Word for word, print each line of the listing below; pictures stay out.

----------------------------------------

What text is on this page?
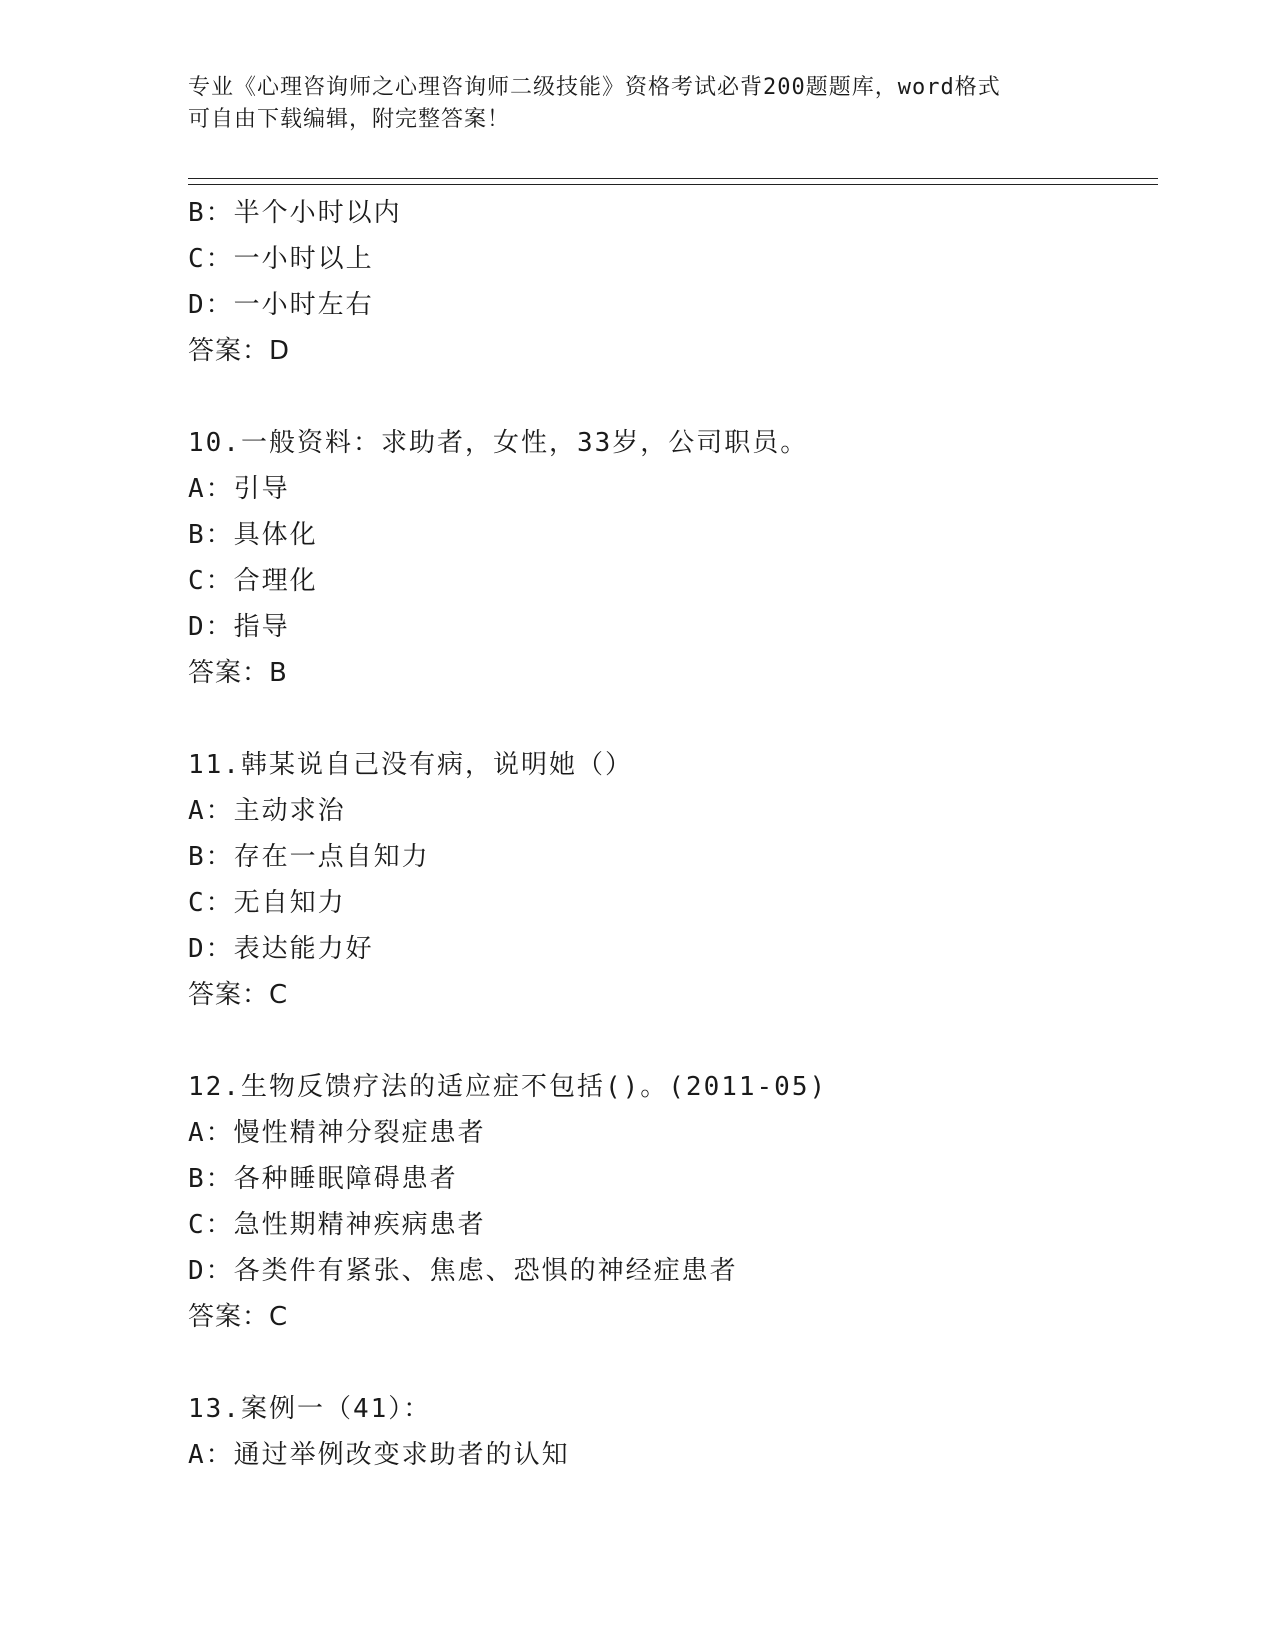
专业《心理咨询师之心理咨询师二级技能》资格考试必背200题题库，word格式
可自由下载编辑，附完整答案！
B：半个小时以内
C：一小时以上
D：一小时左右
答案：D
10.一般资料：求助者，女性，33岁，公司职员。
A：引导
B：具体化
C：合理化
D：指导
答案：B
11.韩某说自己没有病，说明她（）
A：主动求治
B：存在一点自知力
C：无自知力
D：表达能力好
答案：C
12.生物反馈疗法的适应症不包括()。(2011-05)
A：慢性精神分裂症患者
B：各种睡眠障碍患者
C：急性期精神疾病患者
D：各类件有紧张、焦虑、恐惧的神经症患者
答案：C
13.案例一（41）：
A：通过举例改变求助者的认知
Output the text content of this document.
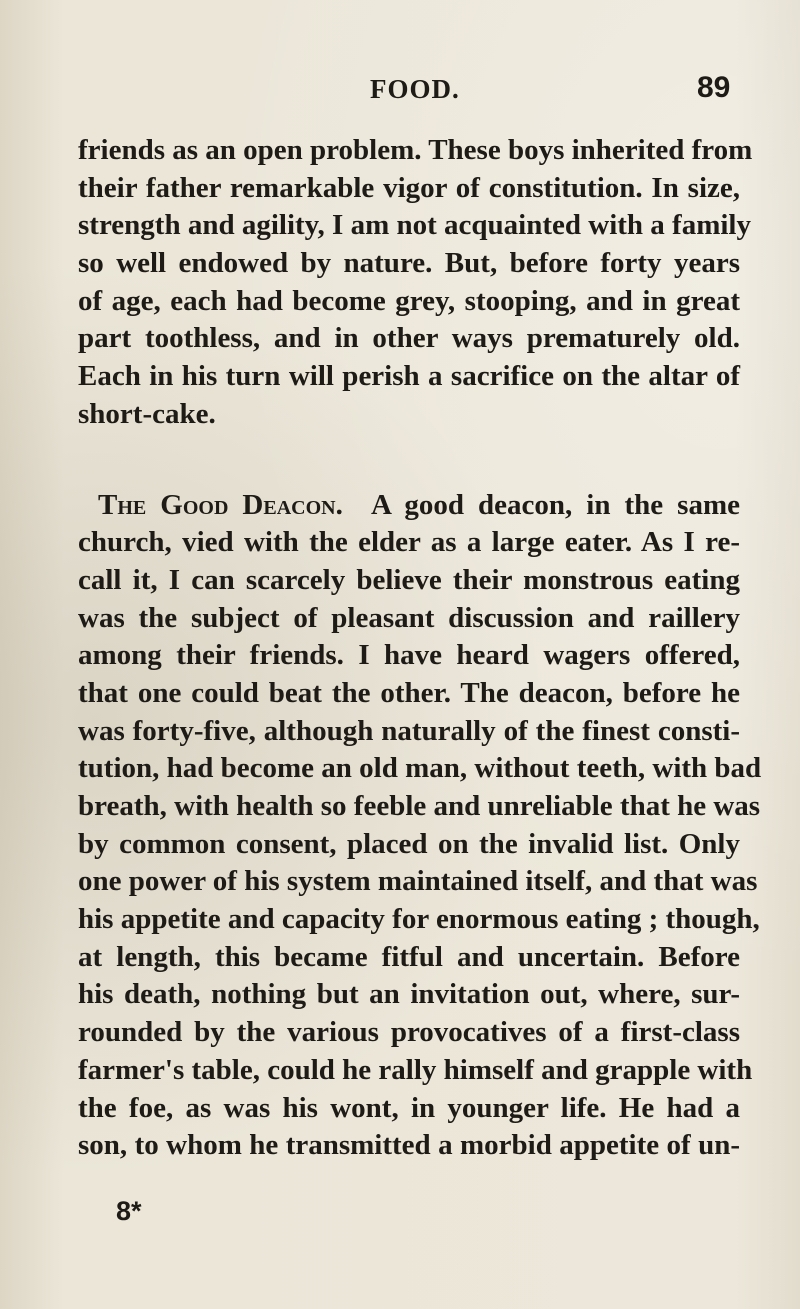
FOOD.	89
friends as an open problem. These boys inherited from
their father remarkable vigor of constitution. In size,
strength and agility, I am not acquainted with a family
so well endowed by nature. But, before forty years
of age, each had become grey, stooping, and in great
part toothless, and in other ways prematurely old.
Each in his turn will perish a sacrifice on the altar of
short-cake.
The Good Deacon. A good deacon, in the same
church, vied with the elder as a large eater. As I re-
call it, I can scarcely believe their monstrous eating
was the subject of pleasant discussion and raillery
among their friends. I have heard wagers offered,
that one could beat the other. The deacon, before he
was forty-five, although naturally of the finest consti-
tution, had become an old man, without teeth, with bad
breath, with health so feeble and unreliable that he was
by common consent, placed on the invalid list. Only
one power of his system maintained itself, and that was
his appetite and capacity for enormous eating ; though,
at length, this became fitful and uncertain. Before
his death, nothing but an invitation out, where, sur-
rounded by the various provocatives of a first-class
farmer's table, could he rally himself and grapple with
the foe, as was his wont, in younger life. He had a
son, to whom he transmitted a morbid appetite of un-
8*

----------------------------------------

◆ **Response to the exercise**:
What text is on this page?
专业《心理咨询师之心理咨询师二级技能》资格考试必背200题题库，word格式
可自由下载编辑，附完整答案！
B：半个小时以内
C：一小时以上
D：一小时左右
答案：D
10.一般资料：求助者，女性，33岁，公司职员。
A：引导
B：具体化
C：合理化
D：指导
答案：B
11.韩某说自己没有病，说明她（）
A：主动求治
B：存在一点自知力
C：无自知力
D：表达能力好
答案：C
12.生物反馈疗法的适应症不包括()。(2011-05)
A：慢性精神分裂症患者
B：各种睡眠障碍患者
C：急性期精神疾病患者
D：各类件有紧张、焦虑、恐惧的神经症患者
答案：C
13.案例一（41）：
A：通过举例改变求助者的认知
Output the text content of this document.
FOOD.	89
friends as an open problem. These boys inherited from
their father remarkable vigor of constitution. In size,
strength and agility, I am not acquainted with a family
so well endowed by nature. But, before forty years
of age, each had become grey, stooping, and in great
part toothless, and in other ways prematurely old.
Each in his turn will perish a sacrifice on the altar of
short-cake.
The Good Deacon. A good deacon, in the same
church, vied with the elder as a large eater. As I re-
call it, I can scarcely believe their monstrous eating
was the subject of pleasant discussion and raillery
among their friends. I have heard wagers offered,
that one could beat the other. The deacon, before he
was forty-five, although naturally of the finest consti-
tution, had become an old man, without teeth, with bad
breath, with health so feeble and unreliable that he was
by common consent, placed on the invalid list. Only
one power of his system maintained itself, and that was
his appetite and capacity for enormous eating ; though,
at length, this became fitful and uncertain. Before
his death, nothing but an invitation out, where, sur-
rounded by the various provocatives of a first-class
farmer's table, could he rally himself and grapple with
the foe, as was his wont, in younger life. He had a
son, to whom he transmitted a morbid appetite of un-
8*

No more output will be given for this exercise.